_The task:_ Gather all lines containing the string "image" and copy them out.

_Data entries:_
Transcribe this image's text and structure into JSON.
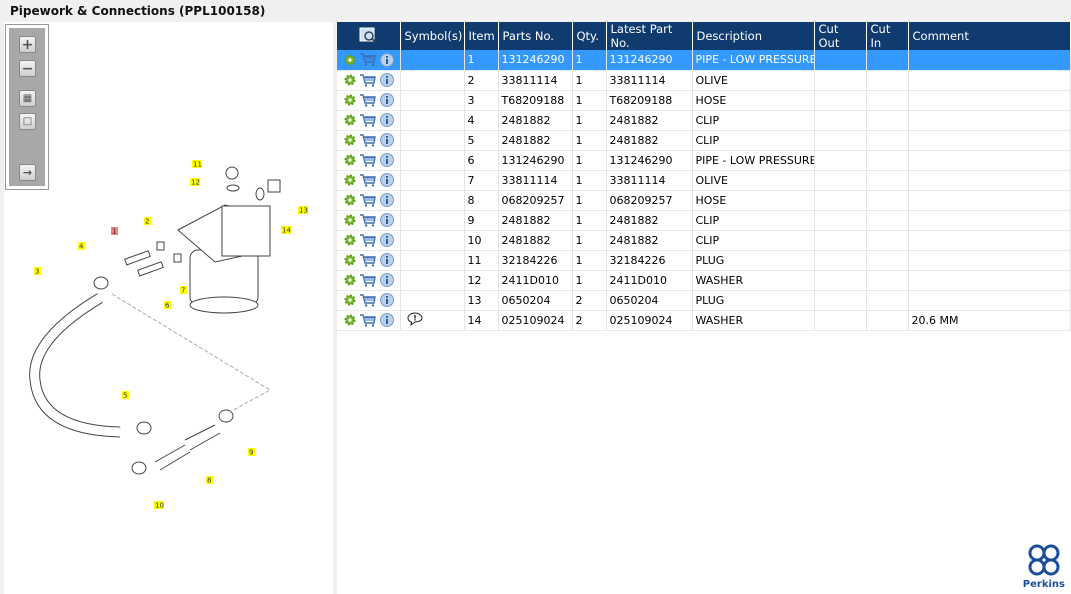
{
  "title": "Pipework & Connections (PPL100158)",
  "toolbar": {
    "buttons": [
      "zoom-in",
      "zoom-out",
      "fit-all",
      "fit-window",
      "export-to-list"
    ]
  },
  "diagram": {
    "callouts": [
      "11",
      "12",
      "13",
      "14",
      "2",
      "1",
      "4",
      "3",
      "6",
      "7",
      "5",
      "9",
      "8",
      "10"
    ],
    "highlighted_callout": "1",
    "callout_color": "#ffff00",
    "highlight_color": "#f08080"
  },
  "table": {
    "columns": [
      "",
      "Symbol(s)",
      "Item",
      "Parts No.",
      "Qty.",
      "Latest Part No.",
      "Description",
      "Cut Out",
      "Cut In",
      "Comment"
    ],
    "selected_row": 0,
    "rows": [
      {
        "symbol": "",
        "item": "1",
        "part": "131246290",
        "qty": "1",
        "latest": "131246290",
        "desc": "PIPE - LOW PRESSURE F",
        "cutout": "",
        "cutin": "",
        "comment": ""
      },
      {
        "symbol": "",
        "item": "2",
        "part": "33811114",
        "qty": "1",
        "latest": "33811114",
        "desc": "OLIVE",
        "cutout": "",
        "cutin": "",
        "comment": ""
      },
      {
        "symbol": "",
        "item": "3",
        "part": "T68209188",
        "qty": "1",
        "latest": "T68209188",
        "desc": "HOSE",
        "cutout": "",
        "cutin": "",
        "comment": ""
      },
      {
        "symbol": "",
        "item": "4",
        "part": "2481882",
        "qty": "1",
        "latest": "2481882",
        "desc": "CLIP",
        "cutout": "",
        "cutin": "",
        "comment": ""
      },
      {
        "symbol": "",
        "item": "5",
        "part": "2481882",
        "qty": "1",
        "latest": "2481882",
        "desc": "CLIP",
        "cutout": "",
        "cutin": "",
        "comment": ""
      },
      {
        "symbol": "",
        "item": "6",
        "part": "131246290",
        "qty": "1",
        "latest": "131246290",
        "desc": "PIPE - LOW PRESSURE F",
        "cutout": "",
        "cutin": "",
        "comment": ""
      },
      {
        "symbol": "",
        "item": "7",
        "part": "33811114",
        "qty": "1",
        "latest": "33811114",
        "desc": "OLIVE",
        "cutout": "",
        "cutin": "",
        "comment": ""
      },
      {
        "symbol": "",
        "item": "8",
        "part": "068209257",
        "qty": "1",
        "latest": "068209257",
        "desc": "HOSE",
        "cutout": "",
        "cutin": "",
        "comment": ""
      },
      {
        "symbol": "",
        "item": "9",
        "part": "2481882",
        "qty": "1",
        "latest": "2481882",
        "desc": "CLIP",
        "cutout": "",
        "cutin": "",
        "comment": ""
      },
      {
        "symbol": "",
        "item": "10",
        "part": "2481882",
        "qty": "1",
        "latest": "2481882",
        "desc": "CLIP",
        "cutout": "",
        "cutin": "",
        "comment": ""
      },
      {
        "symbol": "",
        "item": "11",
        "part": "32184226",
        "qty": "1",
        "latest": "32184226",
        "desc": "PLUG",
        "cutout": "",
        "cutin": "",
        "comment": ""
      },
      {
        "symbol": "",
        "item": "12",
        "part": "2411D010",
        "qty": "1",
        "latest": "2411D010",
        "desc": "WASHER",
        "cutout": "",
        "cutin": "",
        "comment": ""
      },
      {
        "symbol": "",
        "item": "13",
        "part": "0650204",
        "qty": "2",
        "latest": "0650204",
        "desc": "PLUG",
        "cutout": "",
        "cutin": "",
        "comment": ""
      },
      {
        "symbol": "comment-bubble",
        "item": "14",
        "part": "025109024",
        "qty": "2",
        "latest": "025109024",
        "desc": "WASHER",
        "cutout": "",
        "cutin": "",
        "comment": "20.6 MM"
      }
    ]
  },
  "logo": {
    "text": "Perkins",
    "color": "#1b4f9c"
  },
  "colors": {
    "header": "#0f3b6e",
    "selected": "#3399ff"
  }
}
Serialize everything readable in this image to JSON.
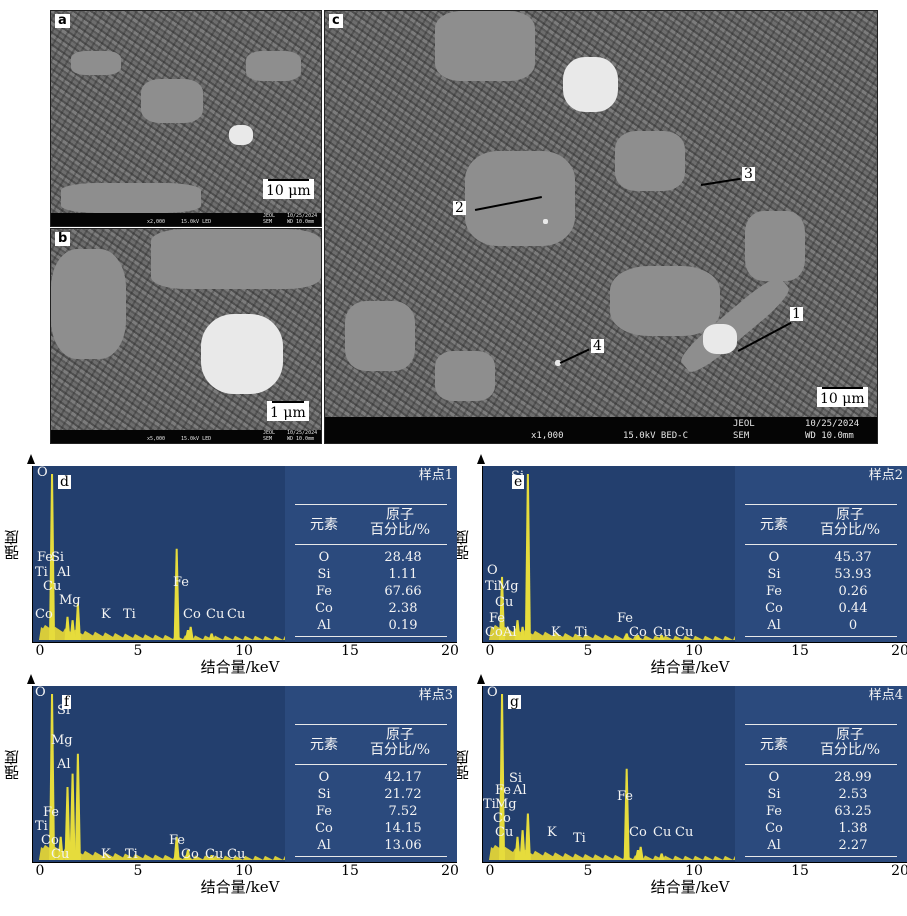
{
  "sem": {
    "a": {
      "letter": "a",
      "scale": "10 μm",
      "info": [
        "x2,000",
        "15.0kV LED",
        "JEOL",
        "SEM",
        "10/25/2024",
        "WD 10.0mm"
      ]
    },
    "b": {
      "letter": "b",
      "scale": "1 μm",
      "info": [
        "x5,000",
        "15.0kV LED",
        "JEOL",
        "SEM",
        "10/25/2024",
        "WD 10.0mm"
      ]
    },
    "c": {
      "letter": "c",
      "scale": "10 μm",
      "info": [
        "x1,000",
        "15.0kV BED-C",
        "JEOL",
        "SEM",
        "10/25/2024",
        "WD 10.0mm"
      ],
      "markers": [
        "1",
        "2",
        "3",
        "4"
      ]
    }
  },
  "eds_common": {
    "ylabel": "强度",
    "xlabel": "结合量/keV",
    "xticks": [
      "0",
      "5",
      "10",
      "15",
      "20"
    ],
    "col_element": "元素",
    "col_atomic": [
      "原子",
      "百分比/%"
    ]
  },
  "eds": [
    {
      "letter": "d",
      "sample": "样点1",
      "rows": [
        [
          "O",
          "28.48"
        ],
        [
          "Si",
          "1.11"
        ],
        [
          "Fe",
          "67.66"
        ],
        [
          "Co",
          "2.38"
        ],
        [
          "Al",
          "0.19"
        ]
      ],
      "peak_labels": [
        "O",
        "Fe",
        "Si",
        "Ti",
        "Al",
        "Cu",
        "Mg",
        "Co",
        "K",
        "Ti",
        "Fe",
        "Co",
        "Cu",
        "Cu"
      ]
    },
    {
      "letter": "e",
      "sample": "样点2",
      "rows": [
        [
          "O",
          "45.37"
        ],
        [
          "Si",
          "53.93"
        ],
        [
          "Fe",
          "0.26"
        ],
        [
          "Co",
          "0.44"
        ],
        [
          "Al",
          "0"
        ]
      ],
      "peak_labels": [
        "Si",
        "O",
        "Ti",
        "Mg",
        "Cu",
        "Fe",
        "Co",
        "Al",
        "K",
        "Ti",
        "Fe",
        "Co",
        "Cu",
        "Cu"
      ]
    },
    {
      "letter": "f",
      "sample": "样点3",
      "rows": [
        [
          "O",
          "42.17"
        ],
        [
          "Si",
          "21.72"
        ],
        [
          "Fe",
          "7.52"
        ],
        [
          "Co",
          "14.15"
        ],
        [
          "Al",
          "13.06"
        ]
      ],
      "peak_labels": [
        "O",
        "Si",
        "Mg",
        "Al",
        "Fe",
        "Ti",
        "Co",
        "Cu",
        "K",
        "Ti",
        "Fe",
        "Co",
        "Cu",
        "Cu"
      ]
    },
    {
      "letter": "g",
      "sample": "样点4",
      "rows": [
        [
          "O",
          "28.99"
        ],
        [
          "Si",
          "2.53"
        ],
        [
          "Fe",
          "63.25"
        ],
        [
          "Co",
          "1.38"
        ],
        [
          "Al",
          "2.27"
        ]
      ],
      "peak_labels": [
        "O",
        "Si",
        "Fe",
        "Al",
        "Ti",
        "Mg",
        "Co",
        "Cu",
        "K",
        "Ti",
        "Fe",
        "Co",
        "Cu",
        "Cu"
      ]
    }
  ],
  "chart_data": [
    {
      "type": "bar",
      "title": "样点1",
      "xlabel": "结合量/keV",
      "ylabel": "强度",
      "xlim": [
        0,
        20
      ],
      "x": [
        0.52,
        1.25,
        1.49,
        1.74,
        6.4,
        6.93,
        7.06,
        8.05
      ],
      "values": [
        100,
        14,
        12,
        22,
        55,
        6,
        8,
        4
      ]
    },
    {
      "type": "bar",
      "title": "样点2",
      "xlabel": "结合量/keV",
      "ylabel": "强度",
      "xlim": [
        0,
        20
      ],
      "x": [
        0.52,
        1.25,
        1.49,
        1.74,
        6.4,
        6.93,
        8.05
      ],
      "values": [
        38,
        12,
        8,
        100,
        4,
        3,
        3
      ]
    },
    {
      "type": "bar",
      "title": "样点3",
      "xlabel": "结合量/keV",
      "ylabel": "强度",
      "xlim": [
        0,
        20
      ],
      "x": [
        0.52,
        0.93,
        1.25,
        1.49,
        1.74,
        6.4,
        6.93,
        8.05
      ],
      "values": [
        100,
        14,
        44,
        52,
        64,
        14,
        6,
        3
      ]
    },
    {
      "type": "bar",
      "title": "样点4",
      "xlabel": "结合量/keV",
      "ylabel": "强度",
      "xlim": [
        0,
        20
      ],
      "x": [
        0.52,
        1.25,
        1.49,
        1.74,
        6.4,
        6.93,
        7.06,
        8.05
      ],
      "values": [
        100,
        14,
        18,
        28,
        55,
        6,
        8,
        4
      ]
    }
  ]
}
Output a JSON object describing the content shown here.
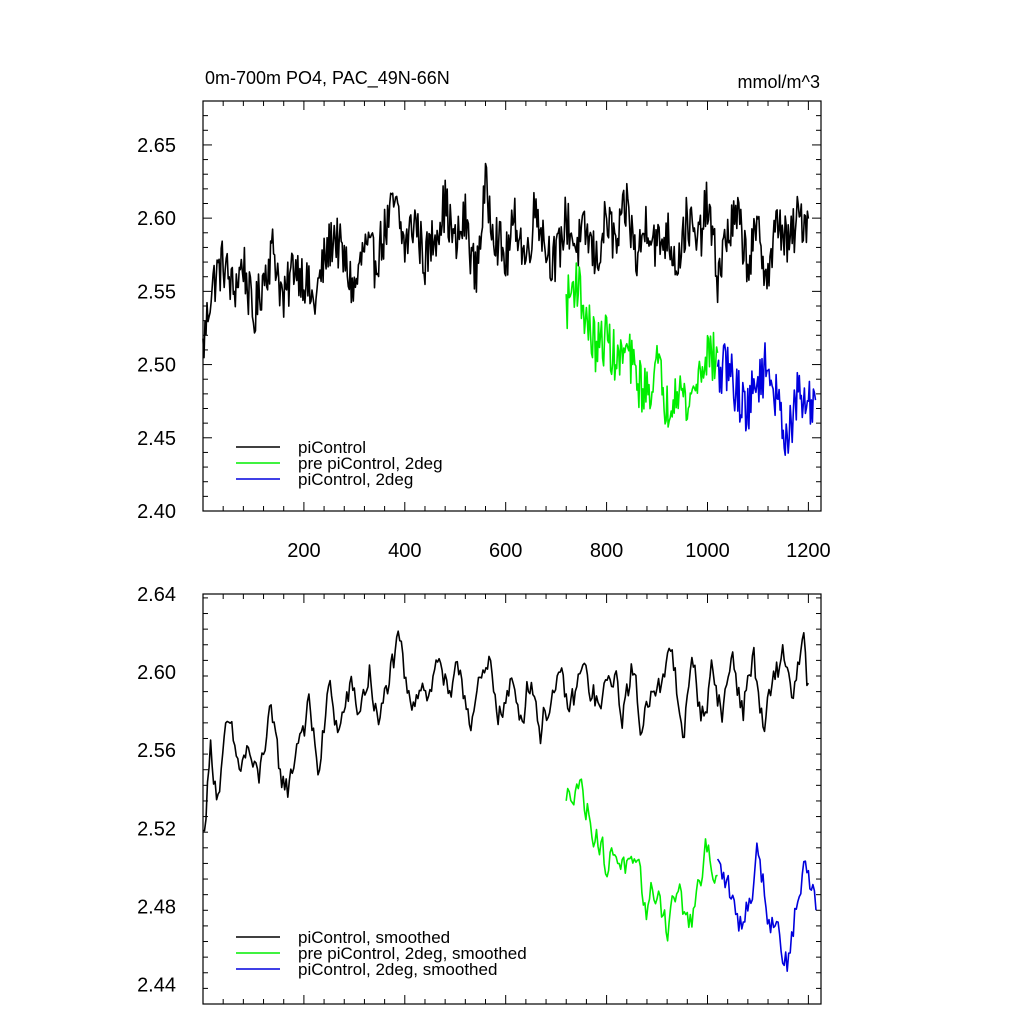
{
  "chart_data": [
    {
      "type": "line",
      "title": "0m-700m PO4, PAC_49N-66N",
      "units": "mmol/m^3",
      "xlim": [
        0,
        1225
      ],
      "ylim": [
        2.4,
        2.68
      ],
      "xticks": [
        200,
        400,
        600,
        800,
        1000,
        1200
      ],
      "xtick_labels": [
        "200",
        "400",
        "600",
        "800",
        "1000",
        "1200"
      ],
      "yticks": [
        2.4,
        2.45,
        2.5,
        2.55,
        2.6,
        2.65
      ],
      "ytick_labels": [
        "2.40",
        "2.45",
        "2.50",
        "2.55",
        "2.60",
        "2.65"
      ],
      "legend_position": "bottom-left",
      "series": [
        {
          "name": "piControl",
          "color": "#000000",
          "x": [
            0,
            15,
            25,
            40,
            60,
            80,
            100,
            120,
            140,
            160,
            180,
            200,
            220,
            240,
            260,
            280,
            300,
            320,
            340,
            360,
            380,
            400,
            420,
            440,
            460,
            480,
            500,
            520,
            540,
            560,
            580,
            600,
            620,
            640,
            660,
            680,
            700,
            720,
            740,
            760,
            780,
            800,
            820,
            840,
            860,
            880,
            900,
            920,
            940,
            960,
            980,
            1000,
            1020,
            1040,
            1060,
            1080,
            1100,
            1120,
            1140,
            1160,
            1180,
            1200
          ],
          "y": [
            2.51,
            2.55,
            2.56,
            2.57,
            2.55,
            2.57,
            2.53,
            2.56,
            2.58,
            2.54,
            2.57,
            2.56,
            2.54,
            2.57,
            2.59,
            2.57,
            2.55,
            2.58,
            2.57,
            2.59,
            2.61,
            2.58,
            2.6,
            2.57,
            2.59,
            2.61,
            2.58,
            2.6,
            2.56,
            2.62,
            2.59,
            2.57,
            2.6,
            2.57,
            2.61,
            2.58,
            2.57,
            2.6,
            2.58,
            2.59,
            2.57,
            2.6,
            2.58,
            2.61,
            2.57,
            2.6,
            2.58,
            2.59,
            2.57,
            2.6,
            2.58,
            2.61,
            2.56,
            2.59,
            2.6,
            2.57,
            2.59,
            2.56,
            2.6,
            2.58,
            2.6,
            2.6
          ]
        },
        {
          "name": "pre piControl, 2deg",
          "color": "#00ee00",
          "x": [
            720,
            740,
            760,
            780,
            800,
            820,
            840,
            860,
            880,
            900,
            920,
            940,
            960,
            980,
            1000,
            1020
          ],
          "y": [
            2.54,
            2.56,
            2.53,
            2.51,
            2.52,
            2.5,
            2.51,
            2.49,
            2.48,
            2.5,
            2.47,
            2.49,
            2.47,
            2.49,
            2.51,
            2.5
          ]
        },
        {
          "name": "piControl, 2deg",
          "color": "#0000dd",
          "x": [
            1020,
            1040,
            1060,
            1080,
            1100,
            1120,
            1140,
            1160,
            1180,
            1200,
            1215
          ],
          "y": [
            2.49,
            2.5,
            2.48,
            2.47,
            2.49,
            2.5,
            2.47,
            2.45,
            2.48,
            2.47,
            2.48
          ]
        }
      ]
    },
    {
      "type": "line",
      "title": "",
      "xlim": [
        0,
        1225
      ],
      "ylim": [
        2.43,
        2.64
      ],
      "xticks": [
        200,
        400,
        600,
        800,
        1000,
        1200
      ],
      "yticks": [
        2.44,
        2.48,
        2.52,
        2.56,
        2.6,
        2.64
      ],
      "ytick_labels": [
        "2.44",
        "2.48",
        "2.52",
        "2.56",
        "2.60",
        "2.64"
      ],
      "legend_position": "bottom-left",
      "series": [
        {
          "name": "piControl, smoothed",
          "color": "#000000",
          "x": [
            0,
            15,
            30,
            50,
            70,
            90,
            110,
            130,
            150,
            170,
            190,
            210,
            230,
            250,
            270,
            290,
            310,
            330,
            350,
            370,
            390,
            410,
            430,
            450,
            470,
            490,
            510,
            530,
            550,
            570,
            590,
            610,
            630,
            650,
            670,
            690,
            710,
            730,
            750,
            770,
            790,
            810,
            830,
            850,
            870,
            890,
            910,
            930,
            950,
            970,
            990,
            1010,
            1030,
            1050,
            1070,
            1090,
            1110,
            1130,
            1150,
            1170,
            1190,
            1200
          ],
          "y": [
            2.515,
            2.56,
            2.54,
            2.57,
            2.55,
            2.56,
            2.54,
            2.58,
            2.55,
            2.54,
            2.57,
            2.58,
            2.55,
            2.59,
            2.57,
            2.59,
            2.58,
            2.6,
            2.57,
            2.6,
            2.61,
            2.58,
            2.6,
            2.59,
            2.61,
            2.58,
            2.6,
            2.58,
            2.59,
            2.6,
            2.58,
            2.59,
            2.58,
            2.6,
            2.57,
            2.59,
            2.59,
            2.58,
            2.6,
            2.59,
            2.58,
            2.6,
            2.58,
            2.6,
            2.57,
            2.6,
            2.59,
            2.61,
            2.57,
            2.6,
            2.58,
            2.6,
            2.58,
            2.61,
            2.58,
            2.61,
            2.57,
            2.59,
            2.61,
            2.59,
            2.61,
            2.59
          ],
          "line_style": "smoothed"
        },
        {
          "name": "pre piControl, 2deg, smoothed",
          "color": "#00ee00",
          "x": [
            720,
            740,
            760,
            780,
            800,
            820,
            840,
            860,
            880,
            900,
            920,
            940,
            960,
            980,
            1000,
            1020
          ],
          "y": [
            2.53,
            2.55,
            2.53,
            2.52,
            2.5,
            2.51,
            2.5,
            2.49,
            2.48,
            2.49,
            2.47,
            2.49,
            2.47,
            2.48,
            2.51,
            2.5
          ]
        },
        {
          "name": "piControl, 2deg, smoothed",
          "color": "#0000dd",
          "x": [
            1020,
            1040,
            1060,
            1080,
            1100,
            1120,
            1140,
            1160,
            1180,
            1200,
            1215
          ],
          "y": [
            2.5,
            2.49,
            2.47,
            2.48,
            2.51,
            2.48,
            2.47,
            2.45,
            2.49,
            2.5,
            2.48
          ]
        }
      ]
    }
  ]
}
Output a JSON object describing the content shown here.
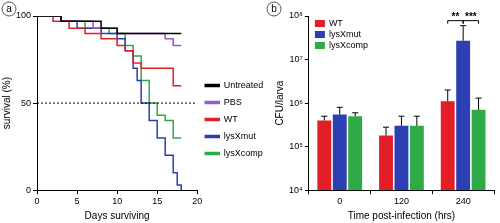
{
  "chart_data": [
    {
      "type": "line",
      "panel": "a",
      "x_label": "Days surviving",
      "y_label": "survival (%)",
      "xlim": [
        0,
        20
      ],
      "xticks": [
        0,
        5,
        10,
        15,
        20
      ],
      "ylim": [
        0,
        100
      ],
      "yticks": [
        0,
        50,
        100
      ],
      "grid": false,
      "legend": "right",
      "line_style": "step",
      "annotations": [
        {
          "type": "hline",
          "y": 50,
          "line_style": "dotted"
        }
      ],
      "series": [
        {
          "name": "Untreated",
          "color": "#000000",
          "x": [
            0,
            3,
            8,
            10,
            18
          ],
          "values": [
            100,
            97,
            93,
            90,
            90
          ]
        },
        {
          "name": "PBS",
          "color": "#9b59c8",
          "x": [
            0,
            3,
            7,
            10,
            16,
            17,
            18
          ],
          "values": [
            100,
            97,
            93,
            90,
            87,
            83,
            83
          ]
        },
        {
          "name": "WT",
          "color": "#e41e26",
          "x": [
            0,
            2,
            4,
            6,
            8,
            10,
            11,
            12,
            13,
            17,
            18
          ],
          "values": [
            100,
            97,
            93,
            90,
            87,
            83,
            80,
            73,
            70,
            60,
            60
          ]
        },
        {
          "name": "lysXmut",
          "color": "#2b3fb3",
          "x": [
            0,
            3,
            5,
            8,
            10,
            11,
            12,
            12.5,
            13,
            14,
            15,
            16,
            17,
            17.5,
            18
          ],
          "values": [
            100,
            97,
            93,
            90,
            87,
            80,
            70,
            63,
            50,
            40,
            30,
            20,
            10,
            3,
            0
          ]
        },
        {
          "name": "lysXcomp",
          "color": "#2eaa47",
          "x": [
            0,
            3,
            6,
            9,
            11,
            12,
            13,
            14,
            15,
            16,
            17,
            18
          ],
          "values": [
            100,
            97,
            93,
            90,
            83,
            77,
            63,
            50,
            43,
            40,
            30,
            30
          ]
        }
      ]
    },
    {
      "type": "bar",
      "panel": "b",
      "x_label": "Time post-infection (hrs)",
      "y_label": "CFU/larva",
      "categories": [
        "0",
        "120",
        "240"
      ],
      "log": "y",
      "grid": false,
      "legend": "upper left",
      "ylim": [
        10000,
        100000000
      ],
      "yticks": [
        {
          "value": 10000,
          "label": "10⁴"
        },
        {
          "value": 100000,
          "label": "10⁵"
        },
        {
          "value": 1000000,
          "label": "10⁶"
        },
        {
          "value": 10000000,
          "label": "10⁷"
        },
        {
          "value": 100000000,
          "label": "10⁸"
        }
      ],
      "series": [
        {
          "name": "WT",
          "color": "#e41e26",
          "values": [
            400000,
            180000,
            1100000
          ],
          "error_upper": [
            500000,
            280000,
            2000000
          ]
        },
        {
          "name": "lysXmut",
          "color": "#2b3fb3",
          "values": [
            550000,
            300000,
            27000000
          ],
          "error_upper": [
            800000,
            500000,
            60000000
          ]
        },
        {
          "name": "lysXcomp",
          "color": "#2eaa47",
          "values": [
            500000,
            300000,
            700000
          ],
          "error_upper": [
            600000,
            500000,
            1300000
          ]
        }
      ],
      "annotations": [
        {
          "text": "**",
          "category": "240",
          "between": [
            "WT",
            "lysXmut"
          ]
        },
        {
          "text": "***",
          "category": "240",
          "between": [
            "lysXmut",
            "lysXcomp"
          ]
        }
      ]
    }
  ]
}
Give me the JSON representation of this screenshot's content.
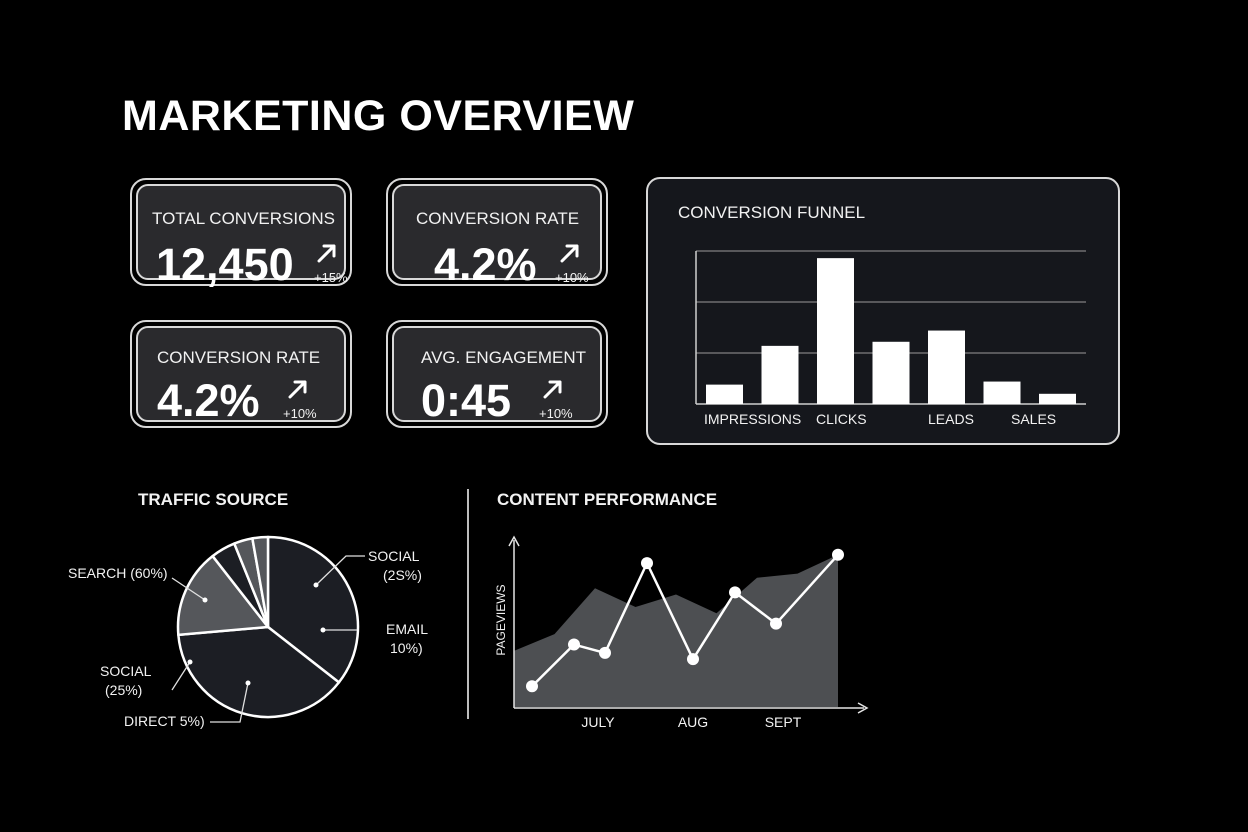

_Answer in full:_
Transcribe this image's text and structure into JSON.
Serialize everything readable in this image to JSON.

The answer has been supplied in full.